> [Requirement] Leaving out all images, write out the records that follow exactly.

****************

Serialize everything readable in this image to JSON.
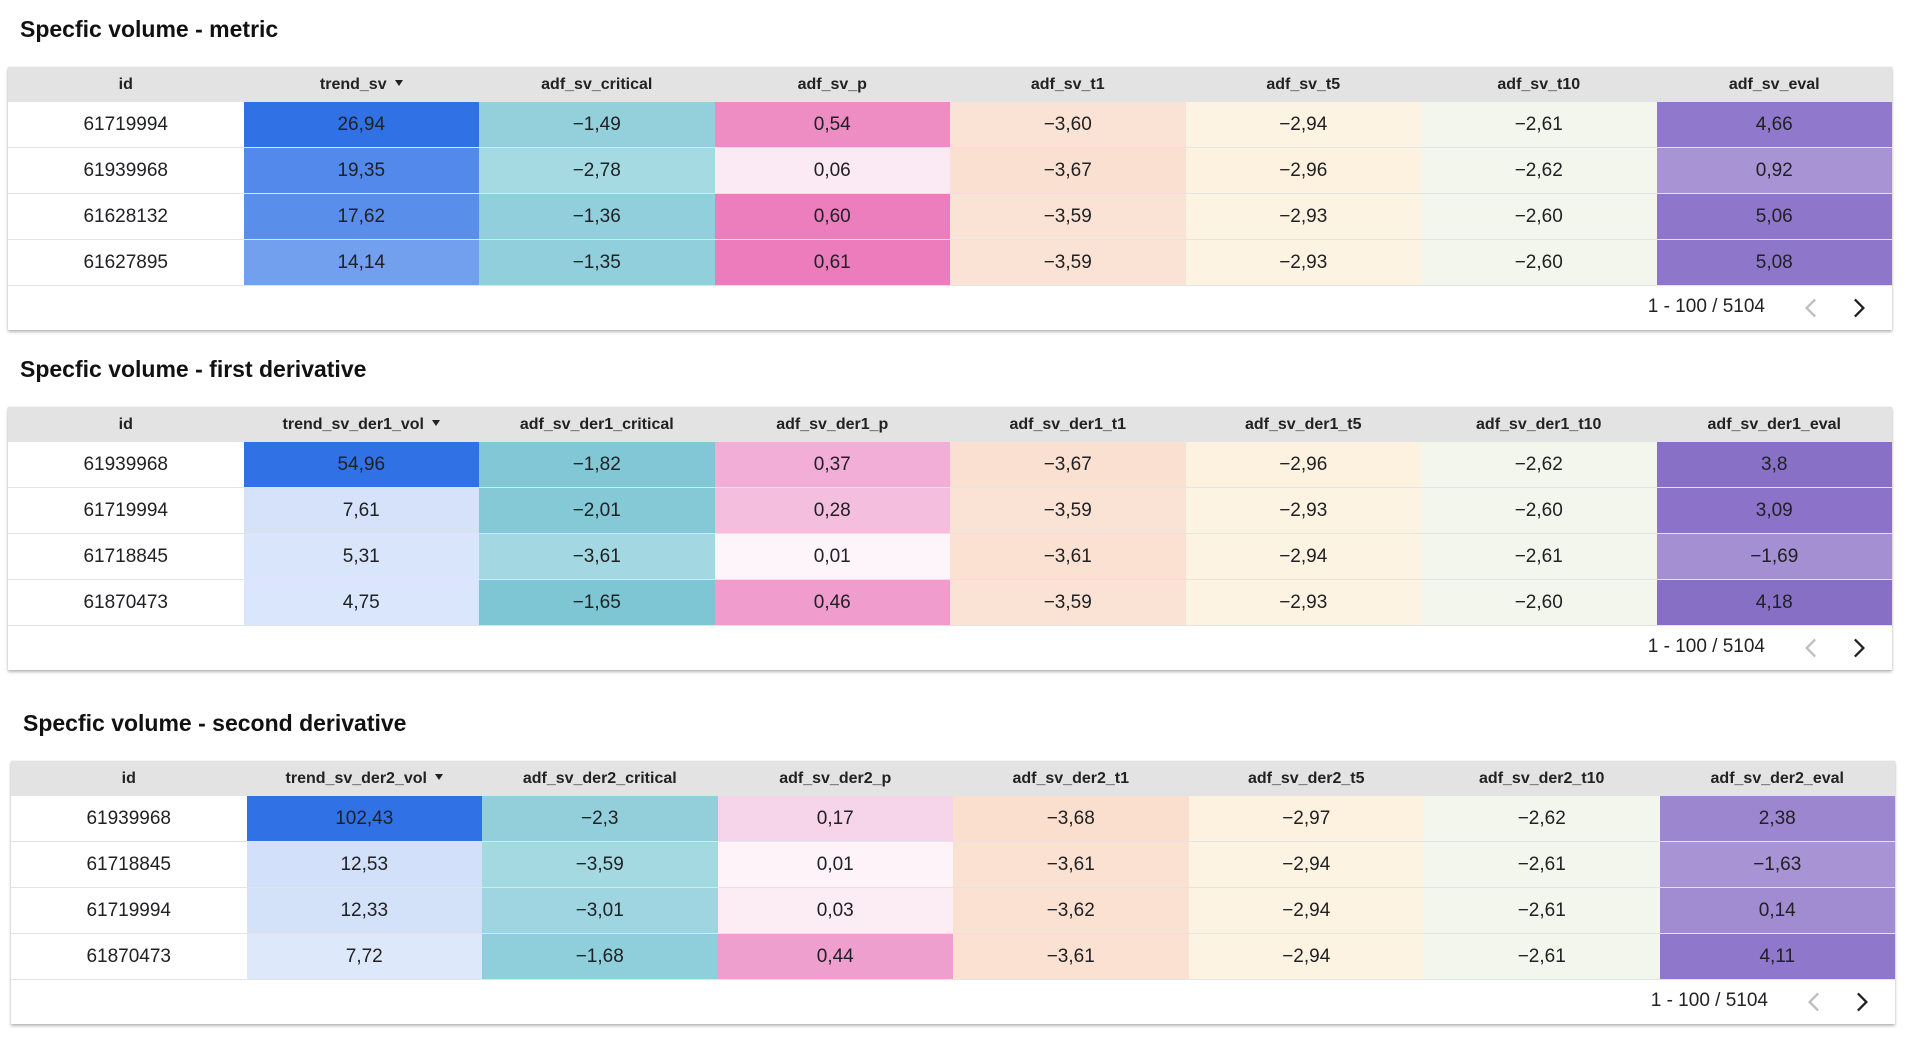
{
  "pager_range": "1 - 100 / 5104",
  "sections": [
    {
      "title": "Specfic volume - metric",
      "columns": [
        "id",
        "trend_sv",
        "adf_sv_critical",
        "adf_sv_p",
        "adf_sv_t1",
        "adf_sv_t5",
        "adf_sv_t10",
        "adf_sv_eval"
      ],
      "rows": [
        {
          "cells": [
            "61719994",
            "26,94",
            "−1,49",
            "0,54",
            "−3,60",
            "−2,94",
            "−2,61",
            "4,66"
          ],
          "colors": [
            "#ffffff",
            "#3071e6",
            "#93d0dc",
            "#ee8cc4",
            "#fae2d4",
            "#fdf3e3",
            "#f3f6ec",
            "#9079cc"
          ]
        },
        {
          "cells": [
            "61939968",
            "19,35",
            "−2,78",
            "0,06",
            "−3,67",
            "−2,96",
            "−2,62",
            "0,92"
          ],
          "colors": [
            "#ffffff",
            "#5289ea",
            "#a6dae3",
            "#fbe9f3",
            "#fae0d0",
            "#fdf2e0",
            "#f3f6ec",
            "#a893d4"
          ]
        },
        {
          "cells": [
            "61628132",
            "17,62",
            "−1,36",
            "0,60",
            "−3,59",
            "−2,93",
            "−2,60",
            "5,06"
          ],
          "colors": [
            "#ffffff",
            "#5a8eeb",
            "#92cfdc",
            "#ec7ebd",
            "#fae2d4",
            "#fdf3e3",
            "#f3f6ec",
            "#8e76cb"
          ]
        },
        {
          "cells": [
            "61627895",
            "14,14",
            "−1,35",
            "0,61",
            "−3,59",
            "−2,93",
            "−2,60",
            "5,08"
          ],
          "colors": [
            "#ffffff",
            "#729fee",
            "#91cfdc",
            "#ec7cbc",
            "#fae2d4",
            "#fdf3e3",
            "#f3f6ec",
            "#8e76cb"
          ]
        }
      ]
    },
    {
      "title": "Specfic volume - first derivative",
      "columns": [
        "id",
        "trend_sv_der1_vol",
        "adf_sv_der1_critical",
        "adf_sv_der1_p",
        "adf_sv_der1_t1",
        "adf_sv_der1_t5",
        "adf_sv_der1_t10",
        "adf_sv_der1_eval"
      ],
      "rows": [
        {
          "cells": [
            "61939968",
            "54,96",
            "−1,82",
            "0,37",
            "−3,67",
            "−2,96",
            "−2,62",
            "3,8"
          ],
          "colors": [
            "#ffffff",
            "#3071e6",
            "#82c7d6",
            "#f2aed6",
            "#fae0d0",
            "#fdf2e0",
            "#f3f6ec",
            "#8970c7"
          ]
        },
        {
          "cells": [
            "61719994",
            "7,61",
            "−2,01",
            "0,28",
            "−3,59",
            "−2,93",
            "−2,60",
            "3,09"
          ],
          "colors": [
            "#ffffff",
            "#d5e2f9",
            "#85c9d7",
            "#f4bfdf",
            "#fae2d4",
            "#fdf3e3",
            "#f3f6ec",
            "#8c73c9"
          ]
        },
        {
          "cells": [
            "61718845",
            "5,31",
            "−3,61",
            "0,01",
            "−3,61",
            "−2,94",
            "−2,61",
            "−1,69"
          ],
          "colors": [
            "#ffffff",
            "#d9e5fa",
            "#a3d7e1",
            "#fdf5f9",
            "#fae1d2",
            "#fdf3e2",
            "#f3f6ec",
            "#a48fd2"
          ]
        },
        {
          "cells": [
            "61870473",
            "4,75",
            "−1,65",
            "0,46",
            "−3,59",
            "−2,93",
            "−2,60",
            "4,18"
          ],
          "colors": [
            "#ffffff",
            "#dae6fb",
            "#7fc6d5",
            "#f09dcd",
            "#fae2d4",
            "#fdf3e3",
            "#f3f6ec",
            "#886fc6"
          ]
        }
      ]
    },
    {
      "title": "Specfic volume - second derivative",
      "columns": [
        "id",
        "trend_sv_der2_vol",
        "adf_sv_der2_critical",
        "adf_sv_der2_p",
        "adf_sv_der2_t1",
        "adf_sv_der2_t5",
        "adf_sv_der2_t10",
        "adf_sv_der2_eval"
      ],
      "rows": [
        {
          "cells": [
            "61939968",
            "102,43",
            "−2,3",
            "0,17",
            "−3,68",
            "−2,97",
            "−2,62",
            "2,38"
          ],
          "colors": [
            "#ffffff",
            "#3071e6",
            "#93cfdb",
            "#f6d4e9",
            "#fadfcf",
            "#fdf2e0",
            "#f3f6ec",
            "#9c86cf"
          ]
        },
        {
          "cells": [
            "61718845",
            "12,53",
            "−3,59",
            "0,01",
            "−3,61",
            "−2,94",
            "−2,61",
            "−1,63"
          ],
          "colors": [
            "#ffffff",
            "#d2e0f9",
            "#a5d9e2",
            "#fdf3f8",
            "#fae1d2",
            "#fdf3e2",
            "#f3f6ec",
            "#a893d4"
          ]
        },
        {
          "cells": [
            "61719994",
            "12,33",
            "−3,01",
            "0,03",
            "−3,62",
            "−2,94",
            "−2,61",
            "0,14"
          ],
          "colors": [
            "#ffffff",
            "#d3e1f9",
            "#9fd5e0",
            "#fcedf5",
            "#fae1d2",
            "#fdf3e2",
            "#f3f6ec",
            "#a18bd1"
          ]
        },
        {
          "cells": [
            "61870473",
            "7,72",
            "−1,68",
            "0,44",
            "−3,61",
            "−2,94",
            "−2,61",
            "4,11"
          ],
          "colors": [
            "#ffffff",
            "#dee8fb",
            "#8fcedb",
            "#ee9fcd",
            "#fae1d2",
            "#fdf3e2",
            "#f3f6ec",
            "#8f77cb"
          ]
        }
      ]
    }
  ]
}
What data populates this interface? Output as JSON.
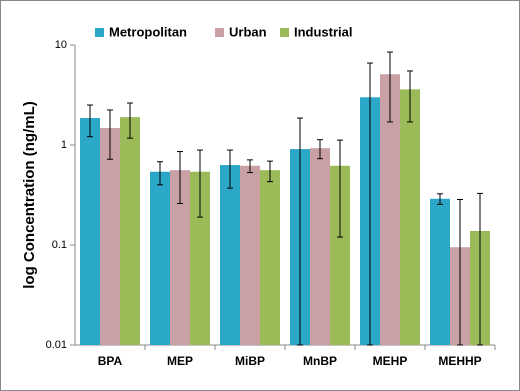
{
  "chart_data": {
    "type": "bar",
    "y_label": "log Concentration (ng/mL)",
    "yscale": "log",
    "categories": [
      "BPA",
      "MEP",
      "MiBP",
      "MnBP",
      "MEHP",
      "MEHHP"
    ],
    "series": [
      {
        "name": "Metropolitan",
        "color": "#2ba7c7",
        "values": [
          1.86,
          0.54,
          0.63,
          0.91,
          3.0,
          0.29
        ],
        "errors": [
          0.65,
          0.14,
          0.26,
          0.95,
          3.6,
          0.035
        ]
      },
      {
        "name": "Urban",
        "color": "#c9a0a3",
        "values": [
          1.48,
          0.56,
          0.62,
          0.93,
          5.1,
          0.095
        ],
        "errors": [
          0.76,
          0.3,
          0.09,
          0.2,
          3.4,
          0.19
        ]
      },
      {
        "name": "Industrial",
        "color": "#9bbb59",
        "values": [
          1.9,
          0.54,
          0.56,
          0.62,
          3.6,
          0.138
        ],
        "errors": [
          0.73,
          0.35,
          0.13,
          0.5,
          1.9,
          0.19
        ]
      }
    ],
    "ylim": [
      0.01,
      10
    ],
    "yticks": [
      0.01,
      0.1,
      1,
      10
    ],
    "legend": "top"
  }
}
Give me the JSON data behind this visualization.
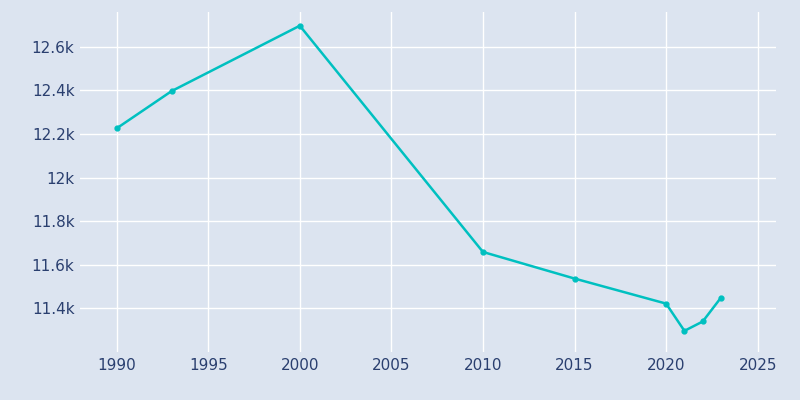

****************

> [Answer below]
Serialize everything readable in this image to JSON.
{
  "pager_range": "1 - 100 / 5104",
  "sections": [
    {
      "title": "Specfic volume - metric",
      "columns": [
        "id",
        "trend_sv",
        "adf_sv_critical",
        "adf_sv_p",
        "adf_sv_t1",
        "adf_sv_t5",
        "adf_sv_t10",
        "adf_sv_eval"
      ],
      "rows": [
        {
          "cells": [
            "61719994",
            "26,94",
            "−1,49",
            "0,54",
            "−3,60",
            "−2,94",
            "−2,61",
            "4,66"
          ],
          "colors": [
            "#ffffff",
            "#3071e6",
            "#93d0dc",
            "#ee8cc4",
            "#fae2d4",
            "#fdf3e3",
            "#f3f6ec",
            "#9079cc"
          ]
        },
        {
          "cells": [
            "61939968",
            "19,35",
            "−2,78",
            "0,06",
            "−3,67",
            "−2,96",
            "−2,62",
            "0,92"
          ],
          "colors": [
            "#ffffff",
            "#5289ea",
            "#a6dae3",
            "#fbe9f3",
            "#fae0d0",
            "#fdf2e0",
            "#f3f6ec",
            "#a893d4"
          ]
        },
        {
          "cells": [
            "61628132",
            "17,62",
            "−1,36",
            "0,60",
            "−3,59",
            "−2,93",
            "−2,60",
            "5,06"
          ],
          "colors": [
            "#ffffff",
            "#5a8eeb",
            "#92cfdc",
            "#ec7ebd",
            "#fae2d4",
            "#fdf3e3",
            "#f3f6ec",
            "#8e76cb"
          ]
        },
        {
          "cells": [
            "61627895",
            "14,14",
            "−1,35",
            "0,61",
            "−3,59",
            "−2,93",
            "−2,60",
            "5,08"
          ],
          "colors": [
            "#ffffff",
            "#729fee",
            "#91cfdc",
            "#ec7cbc",
            "#fae2d4",
            "#fdf3e3",
            "#f3f6ec",
            "#8e76cb"
          ]
        }
      ]
    },
    {
      "title": "Specfic volume - first derivative",
      "columns": [
        "id",
        "trend_sv_der1_vol",
        "adf_sv_der1_critical",
        "adf_sv_der1_p",
        "adf_sv_der1_t1",
        "adf_sv_der1_t5",
        "adf_sv_der1_t10",
        "adf_sv_der1_eval"
      ],
      "rows": [
        {
          "cells": [
            "61939968",
            "54,96",
            "−1,82",
            "0,37",
            "−3,67",
            "−2,96",
            "−2,62",
            "3,8"
          ],
          "colors": [
            "#ffffff",
            "#3071e6",
            "#82c7d6",
            "#f2aed6",
            "#fae0d0",
            "#fdf2e0",
            "#f3f6ec",
            "#8970c7"
          ]
        },
        {
          "cells": [
            "61719994",
            "7,61",
            "−2,01",
            "0,28",
            "−3,59",
            "−2,93",
            "−2,60",
            "3,09"
          ],
          "colors": [
            "#ffffff",
            "#d5e2f9",
            "#85c9d7",
            "#f4bfdf",
            "#fae2d4",
            "#fdf3e3",
            "#f3f6ec",
            "#8c73c9"
          ]
        },
        {
          "cells": [
            "61718845",
            "5,31",
            "−3,61",
            "0,01",
            "−3,61",
            "−2,94",
            "−2,61",
            "−1,69"
          ],
          "colors": [
            "#ffffff",
            "#d9e5fa",
            "#a3d7e1",
            "#fdf5f9",
            "#fae1d2",
            "#fdf3e2",
            "#f3f6ec",
            "#a48fd2"
          ]
        },
        {
          "cells": [
            "61870473",
            "4,75",
            "−1,65",
            "0,46",
            "−3,59",
            "−2,93",
            "−2,60",
            "4,18"
          ],
          "colors": [
            "#ffffff",
            "#dae6fb",
            "#7fc6d5",
            "#f09dcd",
            "#fae2d4",
            "#fdf3e3",
            "#f3f6ec",
            "#886fc6"
          ]
        }
      ]
    },
    {
      "title": "Specfic volume - second derivative",
      "columns": [
        "id",
        "trend_sv_der2_vol",
        "adf_sv_der2_critical",
        "adf_sv_der2_p",
        "adf_sv_der2_t1",
        "adf_sv_der2_t5",
        "adf_sv_der2_t10",
        "adf_sv_der2_eval"
      ],
      "rows": [
        {
          "cells": [
            "61939968",
            "102,43",
            "−2,3",
            "0,17",
            "−3,68",
            "−2,97",
            "−2,62",
            "2,38"
          ],
          "colors": [
            "#ffffff",
            "#3071e6",
            "#93cfdb",
            "#f6d4e9",
            "#fadfcf",
            "#fdf2e0",
            "#f3f6ec",
            "#9c86cf"
          ]
        },
        {
          "cells": [
            "61718845",
            "12,53",
            "−3,59",
            "0,01",
            "−3,61",
            "−2,94",
            "−2,61",
            "−1,63"
          ],
          "colors": [
            "#ffffff",
            "#d2e0f9",
            "#a5d9e2",
            "#fdf3f8",
            "#fae1d2",
            "#fdf3e2",
            "#f3f6ec",
            "#a893d4"
          ]
        },
        {
          "cells": [
            "61719994",
            "12,33",
            "−3,01",
            "0,03",
            "−3,62",
            "−2,94",
            "−2,61",
            "0,14"
          ],
          "colors": [
            "#ffffff",
            "#d3e1f9",
            "#9fd5e0",
            "#fcedf5",
            "#fae1d2",
            "#fdf3e2",
            "#f3f6ec",
            "#a18bd1"
          ]
        },
        {
          "cells": [
            "61870473",
            "7,72",
            "−1,68",
            "0,44",
            "−3,61",
            "−2,94",
            "−2,61",
            "4,11"
          ],
          "colors": [
            "#ffffff",
            "#dee8fb",
            "#8fcedb",
            "#ee9fcd",
            "#fae1d2",
            "#fdf3e2",
            "#f3f6ec",
            "#8f77cb"
          ]
        }
      ]
    }
  ]
}
What data populates this interface? Output as JSON.
{
  "chart_data": {
    "type": "bar",
    "y_label": "log Concentration (ng/mL)",
    "yscale": "log",
    "categories": [
      "BPA",
      "MEP",
      "MiBP",
      "MnBP",
      "MEHP",
      "MEHHP"
    ],
    "series": [
      {
        "name": "Metropolitan",
        "color": "#2ba7c7",
        "values": [
          1.86,
          0.54,
          0.63,
          0.91,
          3.0,
          0.29
        ],
        "errors": [
          0.65,
          0.14,
          0.26,
          0.95,
          3.6,
          0.035
        ]
      },
      {
        "name": "Urban",
        "color": "#c9a0a3",
        "values": [
          1.48,
          0.56,
          0.62,
          0.93,
          5.1,
          0.095
        ],
        "errors": [
          0.76,
          0.3,
          0.09,
          0.2,
          3.4,
          0.19
        ]
      },
      {
        "name": "Industrial",
        "color": "#9bbb59",
        "values": [
          1.9,
          0.54,
          0.56,
          0.62,
          3.6,
          0.138
        ],
        "errors": [
          0.73,
          0.35,
          0.13,
          0.5,
          1.9,
          0.19
        ]
      }
    ],
    "ylim": [
      0.01,
      10
    ],
    "yticks": [
      0.01,
      0.1,
      1,
      10
    ],
    "legend": "top"
  }
}
Give me the JSON data behind this visualization.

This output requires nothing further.